-- START --
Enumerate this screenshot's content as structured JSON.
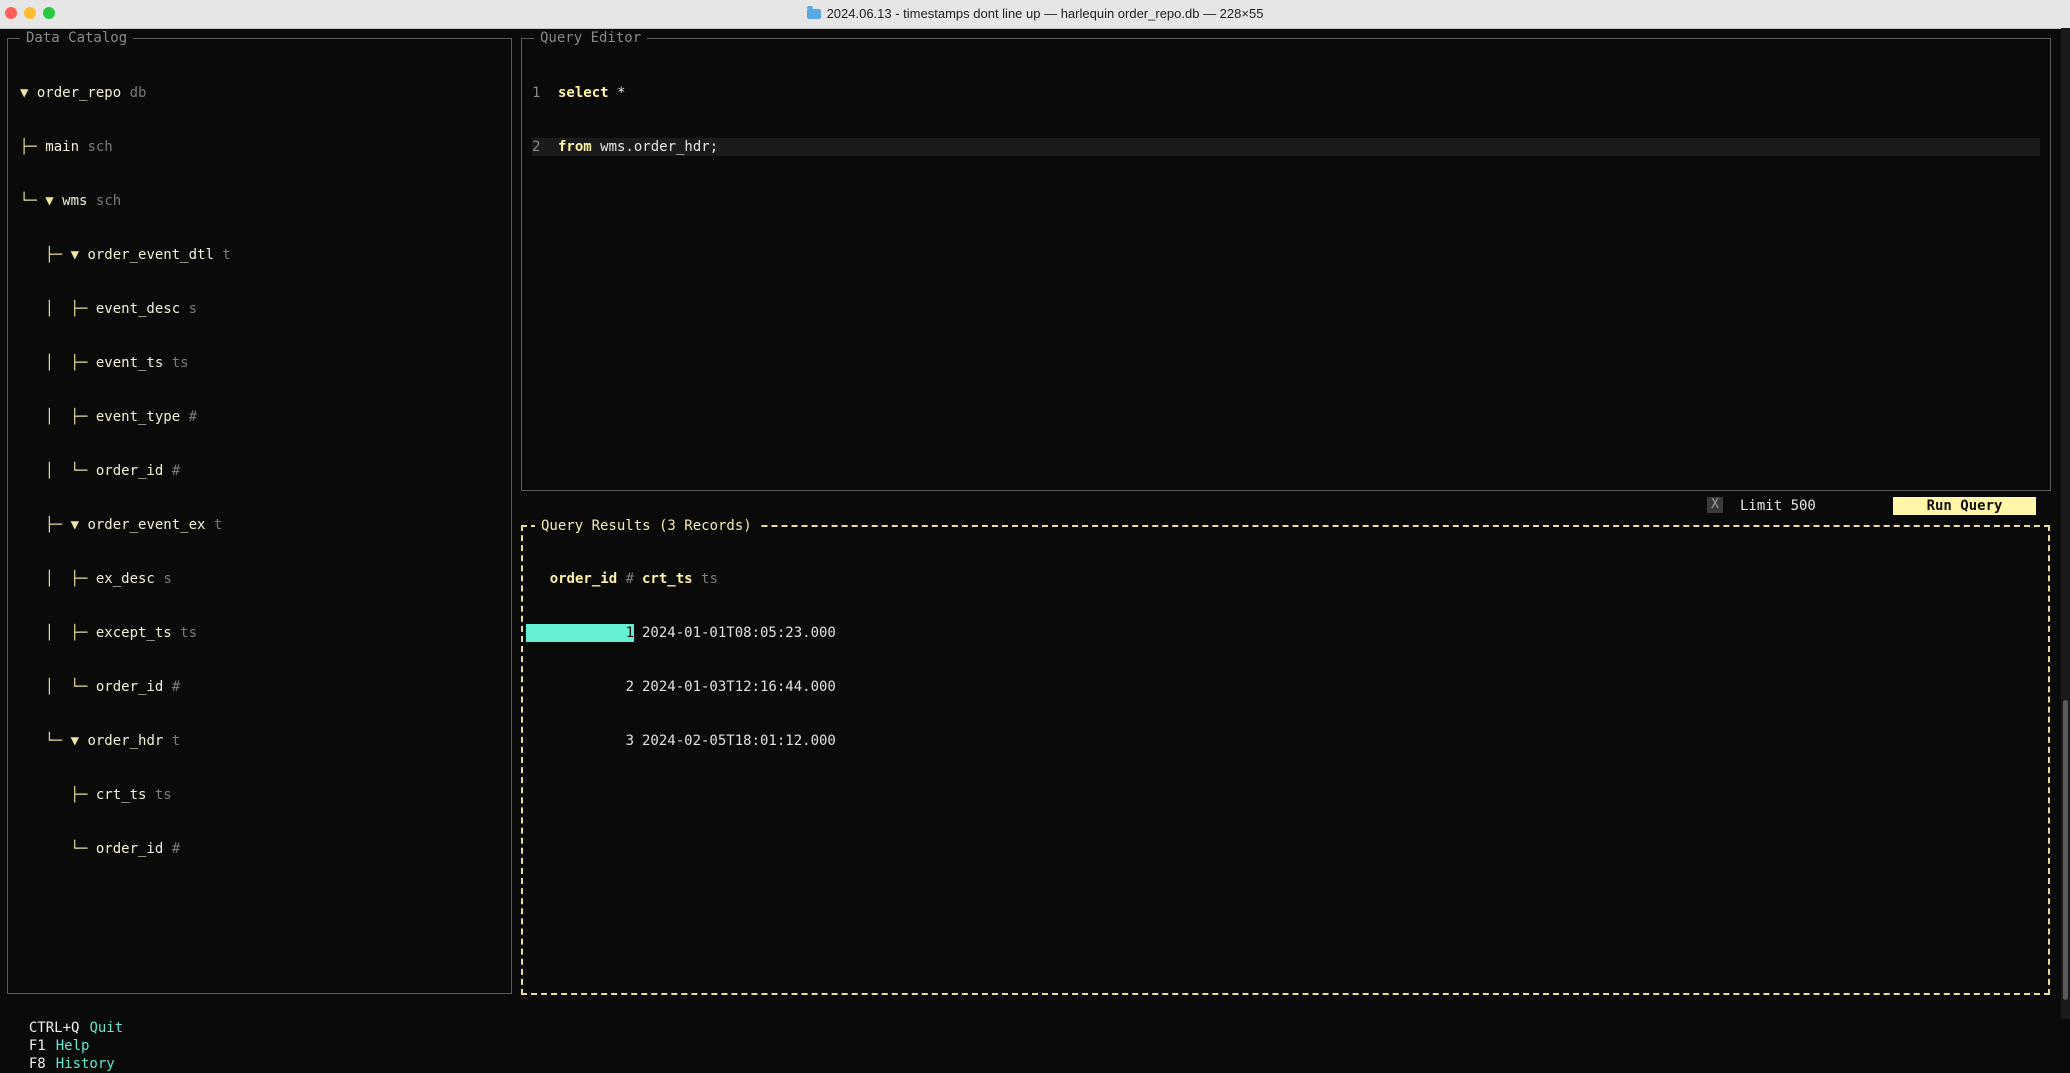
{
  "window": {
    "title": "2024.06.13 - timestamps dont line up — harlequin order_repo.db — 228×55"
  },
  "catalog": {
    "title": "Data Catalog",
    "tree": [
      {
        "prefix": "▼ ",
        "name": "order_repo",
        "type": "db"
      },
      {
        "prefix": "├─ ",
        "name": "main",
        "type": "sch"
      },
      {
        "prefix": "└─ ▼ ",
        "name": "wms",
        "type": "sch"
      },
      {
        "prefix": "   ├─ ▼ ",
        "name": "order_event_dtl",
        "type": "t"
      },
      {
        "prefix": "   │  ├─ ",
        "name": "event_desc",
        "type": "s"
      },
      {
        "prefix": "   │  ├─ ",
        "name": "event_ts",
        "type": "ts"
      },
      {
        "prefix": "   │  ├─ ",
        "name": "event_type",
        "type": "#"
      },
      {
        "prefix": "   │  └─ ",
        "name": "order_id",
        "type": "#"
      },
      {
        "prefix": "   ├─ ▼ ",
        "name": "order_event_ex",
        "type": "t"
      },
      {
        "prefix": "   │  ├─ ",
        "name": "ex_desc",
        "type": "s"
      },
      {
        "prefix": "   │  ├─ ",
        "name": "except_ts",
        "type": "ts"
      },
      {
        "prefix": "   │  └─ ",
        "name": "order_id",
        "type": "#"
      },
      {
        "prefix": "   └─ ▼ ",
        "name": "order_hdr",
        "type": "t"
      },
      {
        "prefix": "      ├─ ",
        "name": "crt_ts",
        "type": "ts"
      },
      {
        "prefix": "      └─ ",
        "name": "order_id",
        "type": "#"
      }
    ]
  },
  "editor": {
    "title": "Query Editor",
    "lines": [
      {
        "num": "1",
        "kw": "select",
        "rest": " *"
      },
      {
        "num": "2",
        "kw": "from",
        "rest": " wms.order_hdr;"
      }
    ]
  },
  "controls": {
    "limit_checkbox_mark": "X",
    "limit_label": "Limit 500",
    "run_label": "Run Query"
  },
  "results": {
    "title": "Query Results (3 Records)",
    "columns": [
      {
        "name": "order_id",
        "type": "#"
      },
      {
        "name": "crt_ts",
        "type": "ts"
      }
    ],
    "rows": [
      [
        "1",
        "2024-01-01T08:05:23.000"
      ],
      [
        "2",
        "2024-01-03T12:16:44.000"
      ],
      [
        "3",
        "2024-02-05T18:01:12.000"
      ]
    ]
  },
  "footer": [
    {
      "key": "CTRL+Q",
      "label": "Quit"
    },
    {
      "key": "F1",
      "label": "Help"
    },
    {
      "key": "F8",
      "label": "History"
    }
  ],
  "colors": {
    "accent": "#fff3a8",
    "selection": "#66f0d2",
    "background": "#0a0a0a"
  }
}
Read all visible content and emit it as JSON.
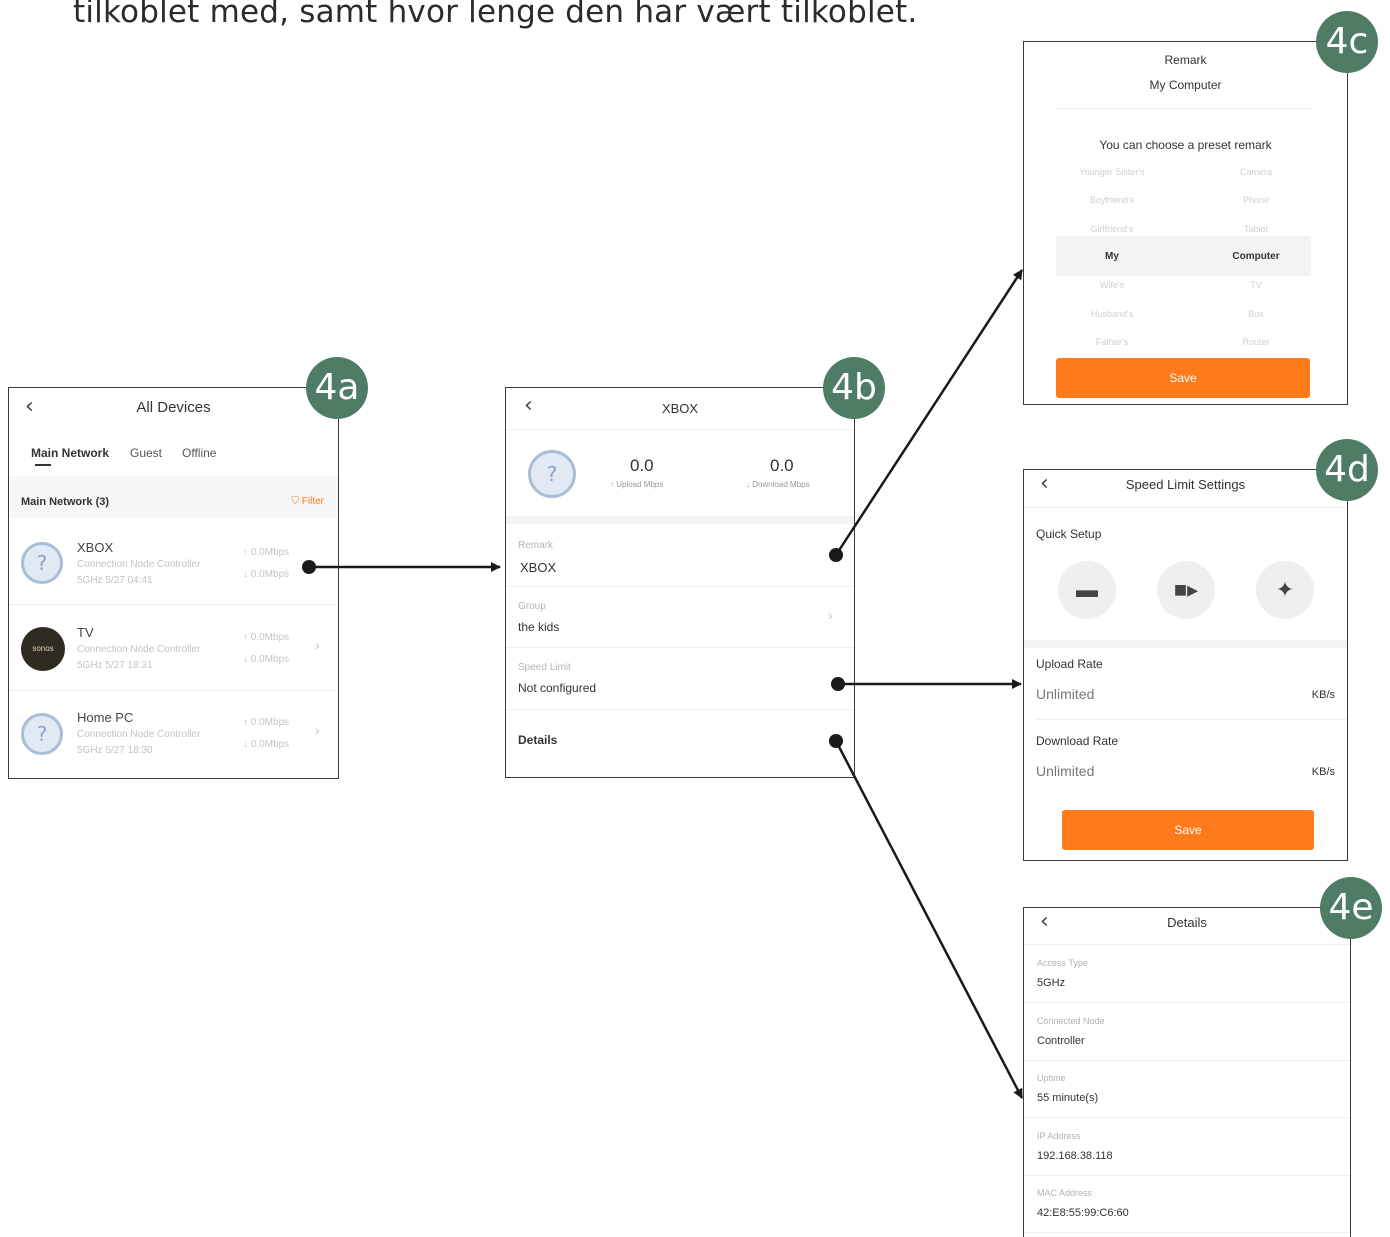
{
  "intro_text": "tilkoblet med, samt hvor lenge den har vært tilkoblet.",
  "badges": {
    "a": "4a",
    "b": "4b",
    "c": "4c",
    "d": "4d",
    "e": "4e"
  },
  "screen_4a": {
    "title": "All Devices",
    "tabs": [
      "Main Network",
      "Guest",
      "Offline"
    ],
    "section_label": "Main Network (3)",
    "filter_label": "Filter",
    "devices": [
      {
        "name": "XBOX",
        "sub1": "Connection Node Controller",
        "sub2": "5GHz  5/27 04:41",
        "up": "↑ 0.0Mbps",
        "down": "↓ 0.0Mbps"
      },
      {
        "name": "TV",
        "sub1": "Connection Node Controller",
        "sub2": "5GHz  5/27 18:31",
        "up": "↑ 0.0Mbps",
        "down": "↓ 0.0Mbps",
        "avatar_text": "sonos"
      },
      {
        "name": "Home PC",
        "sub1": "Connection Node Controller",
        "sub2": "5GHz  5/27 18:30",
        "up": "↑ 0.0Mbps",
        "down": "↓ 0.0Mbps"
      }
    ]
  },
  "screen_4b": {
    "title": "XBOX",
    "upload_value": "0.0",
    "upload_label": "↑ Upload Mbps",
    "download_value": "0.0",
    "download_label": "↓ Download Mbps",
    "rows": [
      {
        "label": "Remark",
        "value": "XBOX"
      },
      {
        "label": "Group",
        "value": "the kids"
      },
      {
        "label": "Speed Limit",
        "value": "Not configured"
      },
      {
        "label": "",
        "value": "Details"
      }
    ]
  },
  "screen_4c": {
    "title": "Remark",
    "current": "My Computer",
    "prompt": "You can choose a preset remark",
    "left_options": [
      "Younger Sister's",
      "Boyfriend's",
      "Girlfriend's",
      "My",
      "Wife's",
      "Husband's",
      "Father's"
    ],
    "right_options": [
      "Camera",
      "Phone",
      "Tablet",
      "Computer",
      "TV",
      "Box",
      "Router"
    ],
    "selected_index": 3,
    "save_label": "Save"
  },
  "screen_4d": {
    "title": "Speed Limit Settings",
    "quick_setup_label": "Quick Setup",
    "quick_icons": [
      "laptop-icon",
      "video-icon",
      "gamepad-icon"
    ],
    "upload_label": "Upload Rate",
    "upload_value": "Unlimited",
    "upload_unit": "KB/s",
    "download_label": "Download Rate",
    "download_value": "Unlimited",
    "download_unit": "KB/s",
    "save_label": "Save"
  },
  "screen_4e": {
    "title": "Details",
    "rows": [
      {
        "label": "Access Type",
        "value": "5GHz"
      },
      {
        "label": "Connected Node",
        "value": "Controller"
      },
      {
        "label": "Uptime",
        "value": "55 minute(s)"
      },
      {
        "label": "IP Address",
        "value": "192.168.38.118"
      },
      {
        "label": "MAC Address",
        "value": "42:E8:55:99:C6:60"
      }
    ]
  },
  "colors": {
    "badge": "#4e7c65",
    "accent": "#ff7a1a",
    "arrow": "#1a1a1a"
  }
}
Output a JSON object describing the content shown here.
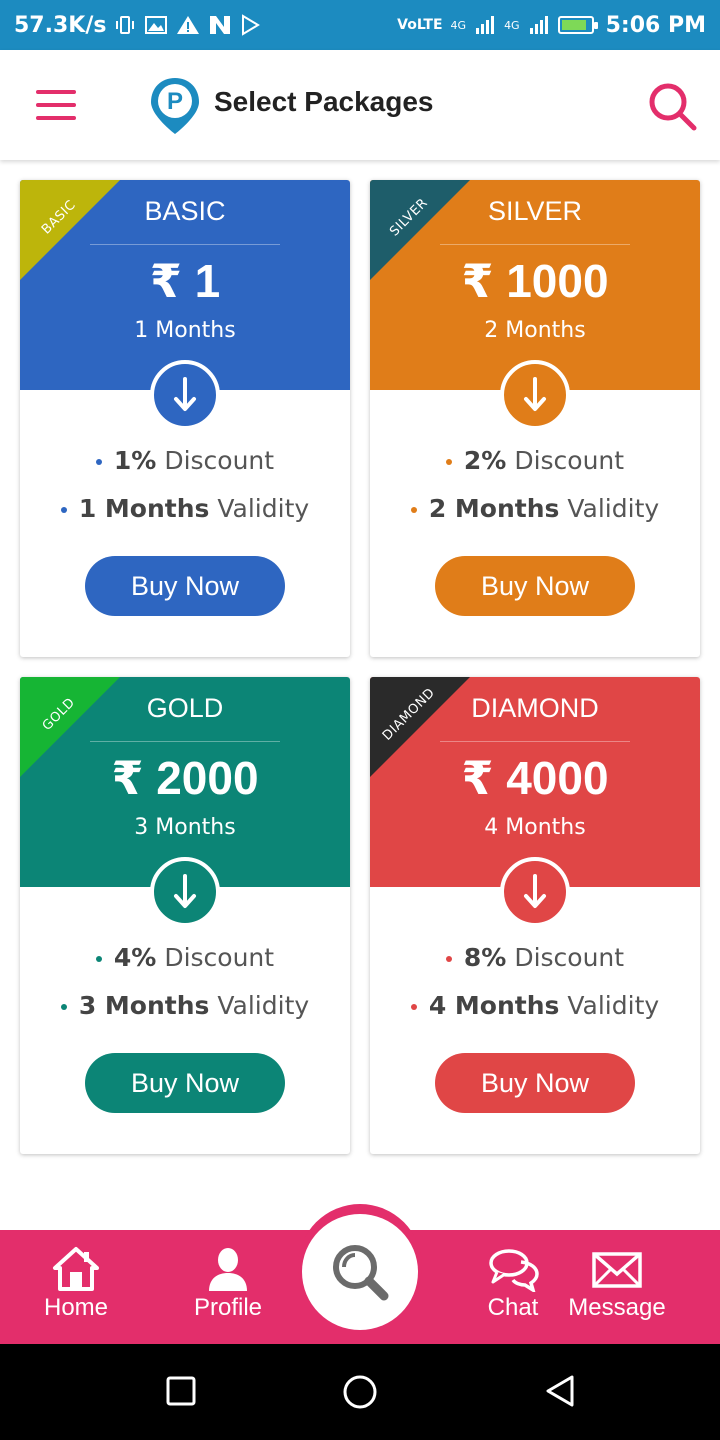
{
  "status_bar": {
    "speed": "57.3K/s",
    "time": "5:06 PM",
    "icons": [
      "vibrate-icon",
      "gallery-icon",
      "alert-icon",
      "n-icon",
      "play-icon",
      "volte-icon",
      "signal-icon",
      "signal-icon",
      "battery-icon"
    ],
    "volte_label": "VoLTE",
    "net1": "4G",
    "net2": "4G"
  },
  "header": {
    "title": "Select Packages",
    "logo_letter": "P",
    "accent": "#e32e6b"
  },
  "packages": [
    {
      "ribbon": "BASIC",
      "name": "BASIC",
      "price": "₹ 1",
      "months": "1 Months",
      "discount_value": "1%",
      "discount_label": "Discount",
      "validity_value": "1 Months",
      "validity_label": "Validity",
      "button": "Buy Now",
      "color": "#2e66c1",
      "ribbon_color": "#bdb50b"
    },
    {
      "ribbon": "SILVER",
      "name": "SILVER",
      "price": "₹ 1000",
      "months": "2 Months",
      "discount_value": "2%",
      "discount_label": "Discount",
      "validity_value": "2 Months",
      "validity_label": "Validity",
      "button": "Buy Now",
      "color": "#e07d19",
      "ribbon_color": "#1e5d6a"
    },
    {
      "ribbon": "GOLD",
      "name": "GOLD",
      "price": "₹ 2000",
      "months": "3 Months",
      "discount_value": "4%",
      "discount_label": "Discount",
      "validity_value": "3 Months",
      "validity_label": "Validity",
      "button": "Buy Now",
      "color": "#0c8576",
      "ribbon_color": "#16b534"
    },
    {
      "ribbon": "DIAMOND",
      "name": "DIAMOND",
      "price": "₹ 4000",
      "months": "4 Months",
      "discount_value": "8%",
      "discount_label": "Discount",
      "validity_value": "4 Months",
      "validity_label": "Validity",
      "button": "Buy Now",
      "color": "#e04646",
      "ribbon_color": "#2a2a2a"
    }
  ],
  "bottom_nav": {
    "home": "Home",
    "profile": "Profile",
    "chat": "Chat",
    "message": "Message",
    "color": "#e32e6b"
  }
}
-- END --
▶ Task details:
Repeat verbatim all the material, but not the pictures.

▶ The answer:
Enumerate this screenshot's content as structured JSON.
{
  "window": {
    "title": "2024.06.13 - timestamps dont line up — harlequin order_repo.db — 228×55"
  },
  "catalog": {
    "title": "Data Catalog",
    "tree": [
      {
        "prefix": "▼ ",
        "name": "order_repo",
        "type": "db"
      },
      {
        "prefix": "├─ ",
        "name": "main",
        "type": "sch"
      },
      {
        "prefix": "└─ ▼ ",
        "name": "wms",
        "type": "sch"
      },
      {
        "prefix": "   ├─ ▼ ",
        "name": "order_event_dtl",
        "type": "t"
      },
      {
        "prefix": "   │  ├─ ",
        "name": "event_desc",
        "type": "s"
      },
      {
        "prefix": "   │  ├─ ",
        "name": "event_ts",
        "type": "ts"
      },
      {
        "prefix": "   │  ├─ ",
        "name": "event_type",
        "type": "#"
      },
      {
        "prefix": "   │  └─ ",
        "name": "order_id",
        "type": "#"
      },
      {
        "prefix": "   ├─ ▼ ",
        "name": "order_event_ex",
        "type": "t"
      },
      {
        "prefix": "   │  ├─ ",
        "name": "ex_desc",
        "type": "s"
      },
      {
        "prefix": "   │  ├─ ",
        "name": "except_ts",
        "type": "ts"
      },
      {
        "prefix": "   │  └─ ",
        "name": "order_id",
        "type": "#"
      },
      {
        "prefix": "   └─ ▼ ",
        "name": "order_hdr",
        "type": "t"
      },
      {
        "prefix": "      ├─ ",
        "name": "crt_ts",
        "type": "ts"
      },
      {
        "prefix": "      └─ ",
        "name": "order_id",
        "type": "#"
      }
    ]
  },
  "editor": {
    "title": "Query Editor",
    "lines": [
      {
        "num": "1",
        "kw": "select",
        "rest": " *"
      },
      {
        "num": "2",
        "kw": "from",
        "rest": " wms.order_hdr;"
      }
    ]
  },
  "controls": {
    "limit_checkbox_mark": "X",
    "limit_label": "Limit 500",
    "run_label": "Run Query"
  },
  "results": {
    "title": "Query Results (3 Records)",
    "columns": [
      {
        "name": "order_id",
        "type": "#"
      },
      {
        "name": "crt_ts",
        "type": "ts"
      }
    ],
    "rows": [
      [
        "1",
        "2024-01-01T08:05:23.000"
      ],
      [
        "2",
        "2024-01-03T12:16:44.000"
      ],
      [
        "3",
        "2024-02-05T18:01:12.000"
      ]
    ]
  },
  "footer": [
    {
      "key": "CTRL+Q",
      "label": "Quit"
    },
    {
      "key": "F1",
      "label": "Help"
    },
    {
      "key": "F8",
      "label": "History"
    }
  ],
  "colors": {
    "accent": "#fff3a8",
    "selection": "#66f0d2",
    "background": "#0a0a0a"
  }
}
Read all visible content and emit it as JSON.
{
  "intro_text": "tilkoblet med, samt hvor lenge den har vært tilkoblet.",
  "badges": {
    "a": "4a",
    "b": "4b",
    "c": "4c",
    "d": "4d",
    "e": "4e"
  },
  "screen_4a": {
    "title": "All Devices",
    "tabs": [
      "Main Network",
      "Guest",
      "Offline"
    ],
    "section_label": "Main Network (3)",
    "filter_label": "Filter",
    "devices": [
      {
        "name": "XBOX",
        "sub1": "Connection Node Controller",
        "sub2": "5GHz  5/27 04:41",
        "up": "↑ 0.0Mbps",
        "down": "↓ 0.0Mbps"
      },
      {
        "name": "TV",
        "sub1": "Connection Node Controller",
        "sub2": "5GHz  5/27 18:31",
        "up": "↑ 0.0Mbps",
        "down": "↓ 0.0Mbps",
        "avatar_text": "sonos"
      },
      {
        "name": "Home PC",
        "sub1": "Connection Node Controller",
        "sub2": "5GHz  5/27 18:30",
        "up": "↑ 0.0Mbps",
        "down": "↓ 0.0Mbps"
      }
    ]
  },
  "screen_4b": {
    "title": "XBOX",
    "upload_value": "0.0",
    "upload_label": "↑ Upload Mbps",
    "download_value": "0.0",
    "download_label": "↓ Download Mbps",
    "rows": [
      {
        "label": "Remark",
        "value": "XBOX"
      },
      {
        "label": "Group",
        "value": "the kids"
      },
      {
        "label": "Speed Limit",
        "value": "Not configured"
      },
      {
        "label": "",
        "value": "Details"
      }
    ]
  },
  "screen_4c": {
    "title": "Remark",
    "current": "My Computer",
    "prompt": "You can choose a preset remark",
    "left_options": [
      "Younger Sister's",
      "Boyfriend's",
      "Girlfriend's",
      "My",
      "Wife's",
      "Husband's",
      "Father's"
    ],
    "right_options": [
      "Camera",
      "Phone",
      "Tablet",
      "Computer",
      "TV",
      "Box",
      "Router"
    ],
    "selected_index": 3,
    "save_label": "Save"
  },
  "screen_4d": {
    "title": "Speed Limit Settings",
    "quick_setup_label": "Quick Setup",
    "quick_icons": [
      "laptop-icon",
      "video-icon",
      "gamepad-icon"
    ],
    "upload_label": "Upload Rate",
    "upload_value": "Unlimited",
    "upload_unit": "KB/s",
    "download_label": "Download Rate",
    "download_value": "Unlimited",
    "download_unit": "KB/s",
    "save_label": "Save"
  },
  "screen_4e": {
    "title": "Details",
    "rows": [
      {
        "label": "Access Type",
        "value": "5GHz"
      },
      {
        "label": "Connected Node",
        "value": "Controller"
      },
      {
        "label": "Uptime",
        "value": "55 minute(s)"
      },
      {
        "label": "IP Address",
        "value": "192.168.38.118"
      },
      {
        "label": "MAC Address",
        "value": "42:E8:55:99:C6:60"
      }
    ]
  },
  "colors": {
    "badge": "#4e7c65",
    "accent": "#ff7a1a",
    "arrow": "#1a1a1a"
  }
}
Output a JSON object describing the content shown here.
{
  "status_bar": {
    "speed": "57.3K/s",
    "time": "5:06 PM",
    "icons": [
      "vibrate-icon",
      "gallery-icon",
      "alert-icon",
      "n-icon",
      "play-icon",
      "volte-icon",
      "signal-icon",
      "signal-icon",
      "battery-icon"
    ],
    "volte_label": "VoLTE",
    "net1": "4G",
    "net2": "4G"
  },
  "header": {
    "title": "Select Packages",
    "logo_letter": "P",
    "accent": "#e32e6b"
  },
  "packages": [
    {
      "ribbon": "BASIC",
      "name": "BASIC",
      "price": "₹ 1",
      "months": "1 Months",
      "discount_value": "1%",
      "discount_label": "Discount",
      "validity_value": "1 Months",
      "validity_label": "Validity",
      "button": "Buy Now",
      "color": "#2e66c1",
      "ribbon_color": "#bdb50b"
    },
    {
      "ribbon": "SILVER",
      "name": "SILVER",
      "price": "₹ 1000",
      "months": "2 Months",
      "discount_value": "2%",
      "discount_label": "Discount",
      "validity_value": "2 Months",
      "validity_label": "Validity",
      "button": "Buy Now",
      "color": "#e07d19",
      "ribbon_color": "#1e5d6a"
    },
    {
      "ribbon": "GOLD",
      "name": "GOLD",
      "price": "₹ 2000",
      "months": "3 Months",
      "discount_value": "4%",
      "discount_label": "Discount",
      "validity_value": "3 Months",
      "validity_label": "Validity",
      "button": "Buy Now",
      "color": "#0c8576",
      "ribbon_color": "#16b534"
    },
    {
      "ribbon": "DIAMOND",
      "name": "DIAMOND",
      "price": "₹ 4000",
      "months": "4 Months",
      "discount_value": "8%",
      "discount_label": "Discount",
      "validity_value": "4 Months",
      "validity_label": "Validity",
      "button": "Buy Now",
      "color": "#e04646",
      "ribbon_color": "#2a2a2a"
    }
  ],
  "bottom_nav": {
    "home": "Home",
    "profile": "Profile",
    "chat": "Chat",
    "message": "Message",
    "color": "#e32e6b"
  }
}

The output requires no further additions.